- _Raw data_:
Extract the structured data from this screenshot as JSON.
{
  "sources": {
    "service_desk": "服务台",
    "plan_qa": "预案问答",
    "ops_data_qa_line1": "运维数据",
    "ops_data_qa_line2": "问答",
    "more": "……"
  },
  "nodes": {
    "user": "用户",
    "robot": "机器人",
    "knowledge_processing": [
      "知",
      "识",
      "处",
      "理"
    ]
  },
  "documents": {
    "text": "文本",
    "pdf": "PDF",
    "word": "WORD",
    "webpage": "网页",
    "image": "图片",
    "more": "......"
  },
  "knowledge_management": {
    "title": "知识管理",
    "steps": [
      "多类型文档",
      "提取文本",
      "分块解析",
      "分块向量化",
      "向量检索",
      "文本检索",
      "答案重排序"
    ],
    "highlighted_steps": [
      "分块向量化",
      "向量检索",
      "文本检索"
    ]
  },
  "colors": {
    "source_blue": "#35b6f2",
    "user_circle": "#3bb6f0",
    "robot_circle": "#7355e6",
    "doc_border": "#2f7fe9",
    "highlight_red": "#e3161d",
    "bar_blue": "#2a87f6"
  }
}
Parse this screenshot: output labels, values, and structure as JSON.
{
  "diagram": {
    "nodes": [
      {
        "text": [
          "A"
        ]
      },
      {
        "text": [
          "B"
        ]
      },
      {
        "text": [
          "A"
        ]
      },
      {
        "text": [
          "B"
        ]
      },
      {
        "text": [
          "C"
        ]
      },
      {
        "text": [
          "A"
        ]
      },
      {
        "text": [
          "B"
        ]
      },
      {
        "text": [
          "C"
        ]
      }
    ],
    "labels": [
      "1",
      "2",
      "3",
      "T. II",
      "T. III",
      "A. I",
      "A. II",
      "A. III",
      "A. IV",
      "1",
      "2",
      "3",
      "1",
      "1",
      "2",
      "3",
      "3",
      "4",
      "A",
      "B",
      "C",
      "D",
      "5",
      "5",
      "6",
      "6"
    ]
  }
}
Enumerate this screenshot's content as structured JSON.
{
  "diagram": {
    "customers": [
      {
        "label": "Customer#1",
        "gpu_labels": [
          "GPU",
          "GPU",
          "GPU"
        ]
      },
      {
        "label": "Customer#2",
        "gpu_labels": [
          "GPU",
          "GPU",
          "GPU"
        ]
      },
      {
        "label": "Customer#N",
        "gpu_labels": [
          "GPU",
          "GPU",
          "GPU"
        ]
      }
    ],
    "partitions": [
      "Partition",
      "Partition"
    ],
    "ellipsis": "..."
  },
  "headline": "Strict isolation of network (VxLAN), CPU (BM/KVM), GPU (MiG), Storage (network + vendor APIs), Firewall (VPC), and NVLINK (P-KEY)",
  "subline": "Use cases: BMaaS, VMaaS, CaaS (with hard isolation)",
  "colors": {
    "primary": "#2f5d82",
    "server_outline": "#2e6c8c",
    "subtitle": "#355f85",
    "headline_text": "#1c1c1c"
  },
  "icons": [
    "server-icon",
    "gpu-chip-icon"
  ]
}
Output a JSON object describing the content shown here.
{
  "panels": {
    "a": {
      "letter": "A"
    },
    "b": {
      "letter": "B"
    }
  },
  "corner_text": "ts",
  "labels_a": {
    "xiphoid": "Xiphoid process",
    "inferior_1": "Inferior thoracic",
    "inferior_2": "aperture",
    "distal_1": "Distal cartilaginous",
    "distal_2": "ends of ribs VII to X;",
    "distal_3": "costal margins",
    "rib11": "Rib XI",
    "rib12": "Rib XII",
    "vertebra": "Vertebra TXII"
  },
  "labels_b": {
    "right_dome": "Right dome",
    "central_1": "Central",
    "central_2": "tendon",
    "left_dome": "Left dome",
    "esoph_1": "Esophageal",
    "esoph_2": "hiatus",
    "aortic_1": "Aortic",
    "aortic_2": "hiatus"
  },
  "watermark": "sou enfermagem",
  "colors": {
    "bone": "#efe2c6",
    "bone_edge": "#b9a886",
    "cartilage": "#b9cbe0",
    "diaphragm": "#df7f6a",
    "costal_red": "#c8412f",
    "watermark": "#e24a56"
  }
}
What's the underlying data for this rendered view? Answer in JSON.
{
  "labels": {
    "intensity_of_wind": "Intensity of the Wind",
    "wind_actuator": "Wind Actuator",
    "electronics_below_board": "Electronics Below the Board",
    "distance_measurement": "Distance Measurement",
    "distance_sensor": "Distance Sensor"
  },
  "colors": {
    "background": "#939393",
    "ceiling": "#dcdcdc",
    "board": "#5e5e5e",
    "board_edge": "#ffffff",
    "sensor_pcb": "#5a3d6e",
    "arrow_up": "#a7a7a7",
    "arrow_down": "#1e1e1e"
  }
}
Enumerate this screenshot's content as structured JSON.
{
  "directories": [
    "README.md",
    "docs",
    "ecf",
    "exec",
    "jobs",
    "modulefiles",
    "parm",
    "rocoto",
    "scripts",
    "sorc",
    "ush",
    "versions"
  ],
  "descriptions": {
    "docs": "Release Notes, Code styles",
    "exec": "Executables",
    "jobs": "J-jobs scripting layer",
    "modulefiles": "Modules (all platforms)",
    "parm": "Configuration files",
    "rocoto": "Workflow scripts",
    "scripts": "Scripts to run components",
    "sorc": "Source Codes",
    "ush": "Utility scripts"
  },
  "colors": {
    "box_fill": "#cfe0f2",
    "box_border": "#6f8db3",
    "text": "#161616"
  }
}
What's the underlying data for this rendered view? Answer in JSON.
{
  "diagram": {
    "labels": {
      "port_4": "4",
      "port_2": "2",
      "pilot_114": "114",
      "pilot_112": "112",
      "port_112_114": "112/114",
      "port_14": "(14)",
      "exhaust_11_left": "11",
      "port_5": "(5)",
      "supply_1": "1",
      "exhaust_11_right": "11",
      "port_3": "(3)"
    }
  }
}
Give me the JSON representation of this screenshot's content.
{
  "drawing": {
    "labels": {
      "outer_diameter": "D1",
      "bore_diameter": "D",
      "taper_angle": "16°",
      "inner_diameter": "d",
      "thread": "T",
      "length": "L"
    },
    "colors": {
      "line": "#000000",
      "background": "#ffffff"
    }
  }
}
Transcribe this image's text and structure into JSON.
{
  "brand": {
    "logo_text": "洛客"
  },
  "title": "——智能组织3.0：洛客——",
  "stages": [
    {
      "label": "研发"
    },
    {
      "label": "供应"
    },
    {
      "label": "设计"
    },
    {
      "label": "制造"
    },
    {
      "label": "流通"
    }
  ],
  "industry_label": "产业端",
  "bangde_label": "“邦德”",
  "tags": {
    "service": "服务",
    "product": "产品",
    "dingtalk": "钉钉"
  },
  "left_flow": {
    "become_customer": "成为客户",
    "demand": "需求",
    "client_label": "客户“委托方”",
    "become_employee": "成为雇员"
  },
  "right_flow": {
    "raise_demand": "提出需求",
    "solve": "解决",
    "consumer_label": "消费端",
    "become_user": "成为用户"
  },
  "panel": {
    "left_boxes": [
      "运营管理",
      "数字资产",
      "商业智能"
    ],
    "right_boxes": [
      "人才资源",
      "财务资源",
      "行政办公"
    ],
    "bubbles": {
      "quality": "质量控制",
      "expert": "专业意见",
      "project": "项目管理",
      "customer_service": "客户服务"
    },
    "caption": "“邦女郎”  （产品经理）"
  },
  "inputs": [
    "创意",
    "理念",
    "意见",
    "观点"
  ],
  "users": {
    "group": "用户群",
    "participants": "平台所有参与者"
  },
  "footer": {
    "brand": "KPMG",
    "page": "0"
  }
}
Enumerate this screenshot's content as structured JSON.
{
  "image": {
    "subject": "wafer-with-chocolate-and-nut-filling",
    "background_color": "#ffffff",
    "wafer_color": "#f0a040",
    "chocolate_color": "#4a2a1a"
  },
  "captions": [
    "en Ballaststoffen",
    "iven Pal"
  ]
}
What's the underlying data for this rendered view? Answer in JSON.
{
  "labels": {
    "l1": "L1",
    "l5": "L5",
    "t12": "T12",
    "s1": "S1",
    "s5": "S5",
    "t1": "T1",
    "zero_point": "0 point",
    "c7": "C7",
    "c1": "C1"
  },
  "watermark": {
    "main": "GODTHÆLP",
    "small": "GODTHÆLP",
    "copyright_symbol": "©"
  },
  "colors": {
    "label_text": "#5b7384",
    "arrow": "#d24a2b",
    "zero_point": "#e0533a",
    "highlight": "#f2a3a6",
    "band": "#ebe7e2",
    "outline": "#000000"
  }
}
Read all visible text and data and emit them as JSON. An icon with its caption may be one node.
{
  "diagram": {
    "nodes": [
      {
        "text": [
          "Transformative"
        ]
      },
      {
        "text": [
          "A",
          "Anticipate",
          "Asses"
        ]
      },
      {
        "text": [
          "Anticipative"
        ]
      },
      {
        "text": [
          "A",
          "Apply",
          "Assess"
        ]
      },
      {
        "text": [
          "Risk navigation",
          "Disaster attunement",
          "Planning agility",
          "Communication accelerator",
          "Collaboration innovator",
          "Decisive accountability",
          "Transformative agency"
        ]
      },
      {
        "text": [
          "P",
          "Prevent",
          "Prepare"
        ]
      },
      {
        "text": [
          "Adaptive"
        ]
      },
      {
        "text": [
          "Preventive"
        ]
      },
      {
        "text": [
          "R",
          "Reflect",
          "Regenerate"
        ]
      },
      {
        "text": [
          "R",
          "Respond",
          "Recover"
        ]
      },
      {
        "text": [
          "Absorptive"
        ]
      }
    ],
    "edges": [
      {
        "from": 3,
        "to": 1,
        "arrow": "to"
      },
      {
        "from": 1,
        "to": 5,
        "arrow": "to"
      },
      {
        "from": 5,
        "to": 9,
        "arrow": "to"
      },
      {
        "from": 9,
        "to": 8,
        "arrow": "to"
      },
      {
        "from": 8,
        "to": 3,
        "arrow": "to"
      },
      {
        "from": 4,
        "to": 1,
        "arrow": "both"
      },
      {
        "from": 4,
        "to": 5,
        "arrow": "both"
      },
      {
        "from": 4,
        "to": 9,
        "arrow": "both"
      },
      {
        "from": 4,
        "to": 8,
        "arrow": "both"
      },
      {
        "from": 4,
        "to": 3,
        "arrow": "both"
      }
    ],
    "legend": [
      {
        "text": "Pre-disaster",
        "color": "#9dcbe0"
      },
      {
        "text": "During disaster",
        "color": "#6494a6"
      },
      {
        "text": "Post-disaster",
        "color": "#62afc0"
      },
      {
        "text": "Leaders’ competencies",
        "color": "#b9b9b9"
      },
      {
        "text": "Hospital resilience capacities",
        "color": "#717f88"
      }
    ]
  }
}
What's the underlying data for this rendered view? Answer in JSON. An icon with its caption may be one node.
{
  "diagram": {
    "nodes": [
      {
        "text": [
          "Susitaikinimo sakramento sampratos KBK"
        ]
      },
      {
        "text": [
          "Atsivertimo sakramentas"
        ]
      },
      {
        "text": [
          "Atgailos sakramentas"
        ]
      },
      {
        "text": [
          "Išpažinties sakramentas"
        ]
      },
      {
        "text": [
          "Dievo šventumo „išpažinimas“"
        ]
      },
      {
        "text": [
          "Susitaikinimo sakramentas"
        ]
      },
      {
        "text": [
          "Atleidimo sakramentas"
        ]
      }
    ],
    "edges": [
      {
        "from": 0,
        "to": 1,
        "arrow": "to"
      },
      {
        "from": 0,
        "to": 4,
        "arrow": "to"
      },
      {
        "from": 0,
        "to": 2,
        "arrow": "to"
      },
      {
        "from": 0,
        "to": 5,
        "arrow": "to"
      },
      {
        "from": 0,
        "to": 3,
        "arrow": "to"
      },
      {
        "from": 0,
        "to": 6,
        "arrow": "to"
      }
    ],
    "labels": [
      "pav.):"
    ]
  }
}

- _Aim_: Check each line above for the string "Transformative" and show the ones that have it.

- _Reply_:
          "Transformative"
          "Transformative agency"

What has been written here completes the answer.